What the exercise asks:
Repeat the full listing, word for word.

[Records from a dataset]
----

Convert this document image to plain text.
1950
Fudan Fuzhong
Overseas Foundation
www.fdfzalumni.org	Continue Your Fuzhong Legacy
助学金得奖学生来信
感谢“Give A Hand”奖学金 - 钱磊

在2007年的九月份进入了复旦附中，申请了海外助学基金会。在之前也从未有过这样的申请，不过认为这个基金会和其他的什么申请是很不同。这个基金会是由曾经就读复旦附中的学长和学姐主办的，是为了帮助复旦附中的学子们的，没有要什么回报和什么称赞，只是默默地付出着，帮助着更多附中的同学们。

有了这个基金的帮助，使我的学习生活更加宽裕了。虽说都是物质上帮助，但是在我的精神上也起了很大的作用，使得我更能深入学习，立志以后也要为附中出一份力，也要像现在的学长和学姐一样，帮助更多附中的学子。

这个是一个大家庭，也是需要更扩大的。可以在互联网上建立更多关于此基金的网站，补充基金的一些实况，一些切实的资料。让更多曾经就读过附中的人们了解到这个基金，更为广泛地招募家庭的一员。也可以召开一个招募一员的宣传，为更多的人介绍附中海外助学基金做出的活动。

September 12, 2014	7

----

Answer to this exercise:
Convert this document image to plain text.
1950
Fudan Fuzhong
Overseas Foundation
www.fdfzalumni.org	Continue Your Fuzhong Legacy
助学金得奖学生来信
感谢“Give A Hand”奖学金 - 钱磊

在2007年的九月份进入了复旦附中，申请了海外助学基金会。在之前也从未有过这样的申请，不过认为这个基金会和其他的什么申请是很不同。这个基金会是由曾经就读复旦附中的学长和学姐主办的，是为了帮助复旦附中的学子们的，没有要什么回报和什么称赞，只是默默地付出着，帮助着更多附中的同学们。

有了这个基金的帮助，使我的学习生活更加宽裕了。虽说都是物质上帮助，但是在我的精神上也起了很大的作用，使得我更能深入学习，立志以后也要为附中出一份力，也要像现在的学长和学姐一样，帮助更多附中的学子。

这个是一个大家庭，也是需要更扩大的。可以在互联网上建立更多关于此基金的网站，补充基金的一些实况，一些切实的资料。让更多曾经就读过附中的人们了解到这个基金，更为广泛地招募家庭的一员。也可以召开一个招募一员的宣传，为更多的人介绍附中海外助学基金做出的活动。

September 12, 2014	7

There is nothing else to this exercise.